** START **

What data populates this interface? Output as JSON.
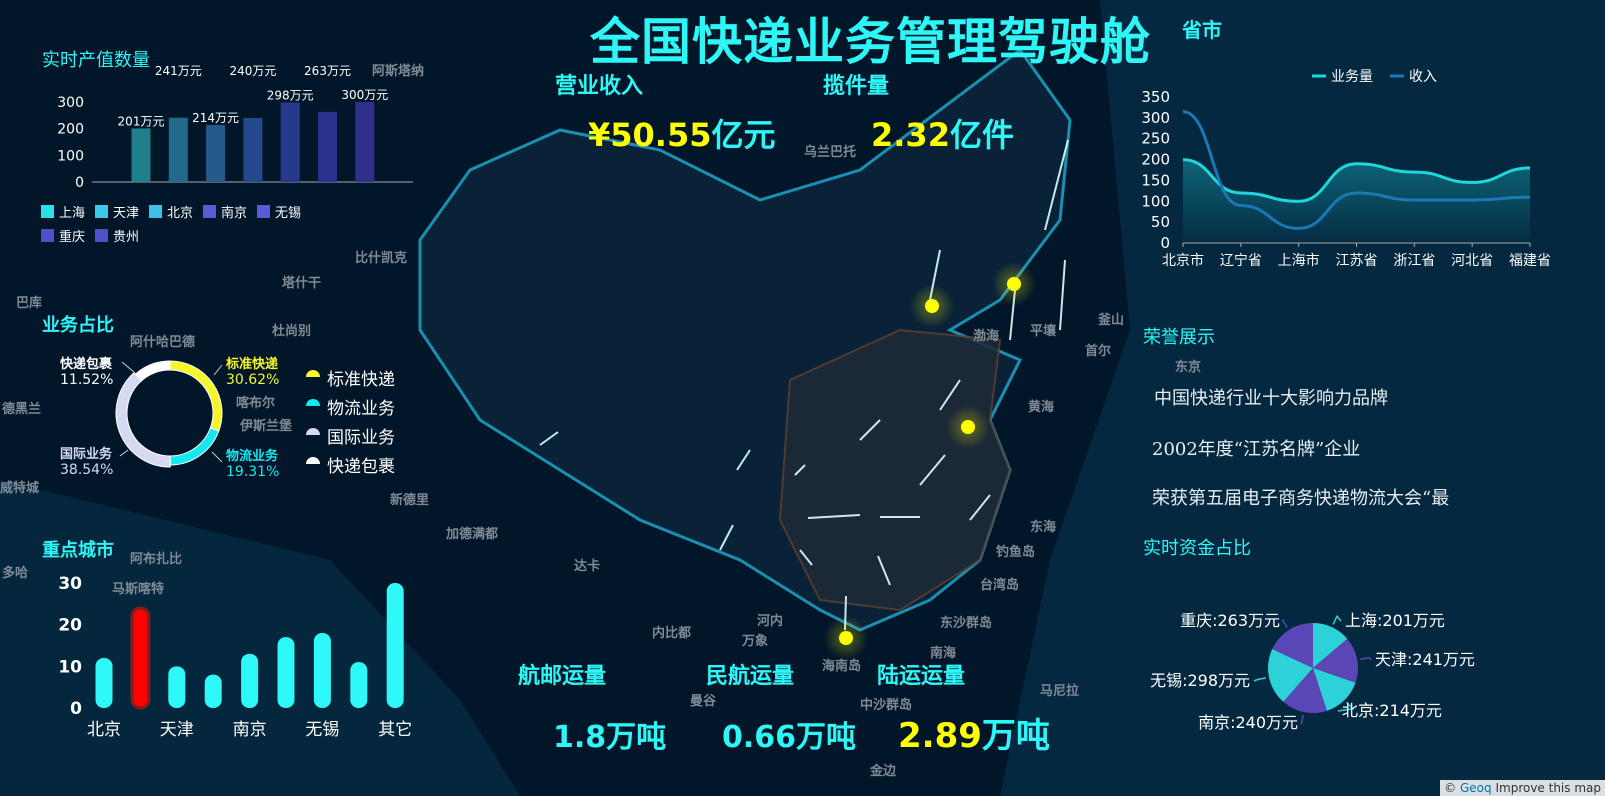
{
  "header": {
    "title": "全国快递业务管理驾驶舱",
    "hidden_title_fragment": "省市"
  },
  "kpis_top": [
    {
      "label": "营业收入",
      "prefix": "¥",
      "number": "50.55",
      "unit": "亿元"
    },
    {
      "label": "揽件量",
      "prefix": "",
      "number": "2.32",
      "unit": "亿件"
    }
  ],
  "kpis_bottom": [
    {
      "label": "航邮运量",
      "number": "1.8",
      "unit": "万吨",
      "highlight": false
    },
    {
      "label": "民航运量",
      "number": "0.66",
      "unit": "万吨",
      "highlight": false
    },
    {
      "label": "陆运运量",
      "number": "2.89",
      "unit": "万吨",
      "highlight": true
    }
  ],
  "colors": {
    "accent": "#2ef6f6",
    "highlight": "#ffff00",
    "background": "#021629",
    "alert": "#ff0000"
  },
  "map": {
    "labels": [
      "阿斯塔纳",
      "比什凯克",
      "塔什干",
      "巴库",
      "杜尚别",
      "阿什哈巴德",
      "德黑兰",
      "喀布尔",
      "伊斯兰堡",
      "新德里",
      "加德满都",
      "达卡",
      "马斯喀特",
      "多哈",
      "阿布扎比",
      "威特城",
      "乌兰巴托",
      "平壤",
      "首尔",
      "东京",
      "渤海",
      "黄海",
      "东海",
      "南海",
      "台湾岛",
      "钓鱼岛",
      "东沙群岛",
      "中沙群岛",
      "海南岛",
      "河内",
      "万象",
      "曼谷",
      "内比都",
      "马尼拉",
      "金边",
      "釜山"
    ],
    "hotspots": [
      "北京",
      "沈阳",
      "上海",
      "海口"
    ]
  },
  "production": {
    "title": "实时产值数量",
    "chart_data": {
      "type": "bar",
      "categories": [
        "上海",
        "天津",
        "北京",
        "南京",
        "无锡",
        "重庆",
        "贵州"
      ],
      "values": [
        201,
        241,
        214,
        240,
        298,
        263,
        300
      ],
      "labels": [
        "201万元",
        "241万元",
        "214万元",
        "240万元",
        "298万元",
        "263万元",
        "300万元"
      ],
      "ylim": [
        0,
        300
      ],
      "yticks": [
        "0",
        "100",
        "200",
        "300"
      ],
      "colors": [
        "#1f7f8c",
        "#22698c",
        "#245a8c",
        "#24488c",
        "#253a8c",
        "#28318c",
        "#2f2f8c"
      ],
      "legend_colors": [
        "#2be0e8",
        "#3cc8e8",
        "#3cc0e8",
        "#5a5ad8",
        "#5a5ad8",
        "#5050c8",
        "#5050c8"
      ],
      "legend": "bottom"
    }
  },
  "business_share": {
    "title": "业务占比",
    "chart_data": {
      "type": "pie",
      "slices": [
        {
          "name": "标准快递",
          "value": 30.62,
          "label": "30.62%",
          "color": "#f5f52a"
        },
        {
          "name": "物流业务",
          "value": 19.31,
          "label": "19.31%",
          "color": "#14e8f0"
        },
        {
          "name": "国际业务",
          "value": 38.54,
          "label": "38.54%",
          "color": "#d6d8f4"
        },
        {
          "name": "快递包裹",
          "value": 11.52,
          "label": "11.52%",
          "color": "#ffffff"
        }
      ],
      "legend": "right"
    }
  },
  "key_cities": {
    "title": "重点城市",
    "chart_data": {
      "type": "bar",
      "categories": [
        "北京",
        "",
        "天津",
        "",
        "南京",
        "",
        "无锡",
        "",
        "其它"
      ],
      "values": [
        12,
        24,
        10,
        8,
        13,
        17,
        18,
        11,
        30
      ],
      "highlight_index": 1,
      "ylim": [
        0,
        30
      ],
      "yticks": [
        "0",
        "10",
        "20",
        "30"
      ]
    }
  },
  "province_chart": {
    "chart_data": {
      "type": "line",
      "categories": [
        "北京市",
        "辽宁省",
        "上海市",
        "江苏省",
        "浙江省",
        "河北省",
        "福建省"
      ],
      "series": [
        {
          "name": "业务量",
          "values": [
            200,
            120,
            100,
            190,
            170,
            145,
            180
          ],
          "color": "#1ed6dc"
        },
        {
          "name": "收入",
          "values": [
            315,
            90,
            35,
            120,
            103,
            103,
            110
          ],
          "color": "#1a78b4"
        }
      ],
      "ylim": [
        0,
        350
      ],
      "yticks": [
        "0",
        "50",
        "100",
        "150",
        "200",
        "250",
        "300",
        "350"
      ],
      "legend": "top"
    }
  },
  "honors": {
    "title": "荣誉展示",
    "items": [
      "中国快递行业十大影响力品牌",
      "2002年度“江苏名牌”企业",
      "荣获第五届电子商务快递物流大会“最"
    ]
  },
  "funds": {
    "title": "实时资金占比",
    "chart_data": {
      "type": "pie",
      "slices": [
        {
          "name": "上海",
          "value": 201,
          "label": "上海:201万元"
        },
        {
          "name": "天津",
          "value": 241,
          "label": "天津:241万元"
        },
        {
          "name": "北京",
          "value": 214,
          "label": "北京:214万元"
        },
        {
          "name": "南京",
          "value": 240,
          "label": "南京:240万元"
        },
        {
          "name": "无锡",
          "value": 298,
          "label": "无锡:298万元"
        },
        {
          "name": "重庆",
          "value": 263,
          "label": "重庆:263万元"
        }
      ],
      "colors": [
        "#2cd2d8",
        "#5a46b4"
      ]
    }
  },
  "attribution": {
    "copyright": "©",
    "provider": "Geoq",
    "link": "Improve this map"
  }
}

** END **

**Prompt**
Write out each line again precisely as it appears, skipping every picture.

**Full answer**
What data populates this interface? Output as JSON.
{
  "header": {
    "title": "全国快递业务管理驾驶舱",
    "hidden_title_fragment": "省市"
  },
  "kpis_top": [
    {
      "label": "营业收入",
      "prefix": "¥",
      "number": "50.55",
      "unit": "亿元"
    },
    {
      "label": "揽件量",
      "prefix": "",
      "number": "2.32",
      "unit": "亿件"
    }
  ],
  "kpis_bottom": [
    {
      "label": "航邮运量",
      "number": "1.8",
      "unit": "万吨",
      "highlight": false
    },
    {
      "label": "民航运量",
      "number": "0.66",
      "unit": "万吨",
      "highlight": false
    },
    {
      "label": "陆运运量",
      "number": "2.89",
      "unit": "万吨",
      "highlight": true
    }
  ],
  "colors": {
    "accent": "#2ef6f6",
    "highlight": "#ffff00",
    "background": "#021629",
    "alert": "#ff0000"
  },
  "map": {
    "labels": [
      "阿斯塔纳",
      "比什凯克",
      "塔什干",
      "巴库",
      "杜尚别",
      "阿什哈巴德",
      "德黑兰",
      "喀布尔",
      "伊斯兰堡",
      "新德里",
      "加德满都",
      "达卡",
      "马斯喀特",
      "多哈",
      "阿布扎比",
      "威特城",
      "乌兰巴托",
      "平壤",
      "首尔",
      "东京",
      "渤海",
      "黄海",
      "东海",
      "南海",
      "台湾岛",
      "钓鱼岛",
      "东沙群岛",
      "中沙群岛",
      "海南岛",
      "河内",
      "万象",
      "曼谷",
      "内比都",
      "马尼拉",
      "金边",
      "釜山"
    ],
    "hotspots": [
      "北京",
      "沈阳",
      "上海",
      "海口"
    ]
  },
  "production": {
    "title": "实时产值数量",
    "chart_data": {
      "type": "bar",
      "categories": [
        "上海",
        "天津",
        "北京",
        "南京",
        "无锡",
        "重庆",
        "贵州"
      ],
      "values": [
        201,
        241,
        214,
        240,
        298,
        263,
        300
      ],
      "labels": [
        "201万元",
        "241万元",
        "214万元",
        "240万元",
        "298万元",
        "263万元",
        "300万元"
      ],
      "ylim": [
        0,
        300
      ],
      "yticks": [
        "0",
        "100",
        "200",
        "300"
      ],
      "colors": [
        "#1f7f8c",
        "#22698c",
        "#245a8c",
        "#24488c",
        "#253a8c",
        "#28318c",
        "#2f2f8c"
      ],
      "legend_colors": [
        "#2be0e8",
        "#3cc8e8",
        "#3cc0e8",
        "#5a5ad8",
        "#5a5ad8",
        "#5050c8",
        "#5050c8"
      ],
      "legend": "bottom"
    }
  },
  "business_share": {
    "title": "业务占比",
    "chart_data": {
      "type": "pie",
      "slices": [
        {
          "name": "标准快递",
          "value": 30.62,
          "label": "30.62%",
          "color": "#f5f52a"
        },
        {
          "name": "物流业务",
          "value": 19.31,
          "label": "19.31%",
          "color": "#14e8f0"
        },
        {
          "name": "国际业务",
          "value": 38.54,
          "label": "38.54%",
          "color": "#d6d8f4"
        },
        {
          "name": "快递包裹",
          "value": 11.52,
          "label": "11.52%",
          "color": "#ffffff"
        }
      ],
      "legend": "right"
    }
  },
  "key_cities": {
    "title": "重点城市",
    "chart_data": {
      "type": "bar",
      "categories": [
        "北京",
        "",
        "天津",
        "",
        "南京",
        "",
        "无锡",
        "",
        "其它"
      ],
      "values": [
        12,
        24,
        10,
        8,
        13,
        17,
        18,
        11,
        30
      ],
      "highlight_index": 1,
      "ylim": [
        0,
        30
      ],
      "yticks": [
        "0",
        "10",
        "20",
        "30"
      ]
    }
  },
  "province_chart": {
    "chart_data": {
      "type": "line",
      "categories": [
        "北京市",
        "辽宁省",
        "上海市",
        "江苏省",
        "浙江省",
        "河北省",
        "福建省"
      ],
      "series": [
        {
          "name": "业务量",
          "values": [
            200,
            120,
            100,
            190,
            170,
            145,
            180
          ],
          "color": "#1ed6dc"
        },
        {
          "name": "收入",
          "values": [
            315,
            90,
            35,
            120,
            103,
            103,
            110
          ],
          "color": "#1a78b4"
        }
      ],
      "ylim": [
        0,
        350
      ],
      "yticks": [
        "0",
        "50",
        "100",
        "150",
        "200",
        "250",
        "300",
        "350"
      ],
      "legend": "top"
    }
  },
  "honors": {
    "title": "荣誉展示",
    "items": [
      "中国快递行业十大影响力品牌",
      "2002年度“江苏名牌”企业",
      "荣获第五届电子商务快递物流大会“最"
    ]
  },
  "funds": {
    "title": "实时资金占比",
    "chart_data": {
      "type": "pie",
      "slices": [
        {
          "name": "上海",
          "value": 201,
          "label": "上海:201万元"
        },
        {
          "name": "天津",
          "value": 241,
          "label": "天津:241万元"
        },
        {
          "name": "北京",
          "value": 214,
          "label": "北京:214万元"
        },
        {
          "name": "南京",
          "value": 240,
          "label": "南京:240万元"
        },
        {
          "name": "无锡",
          "value": 298,
          "label": "无锡:298万元"
        },
        {
          "name": "重庆",
          "value": 263,
          "label": "重庆:263万元"
        }
      ],
      "colors": [
        "#2cd2d8",
        "#5a46b4"
      ]
    }
  },
  "attribution": {
    "copyright": "©",
    "provider": "Geoq",
    "link": "Improve this map"
  }
}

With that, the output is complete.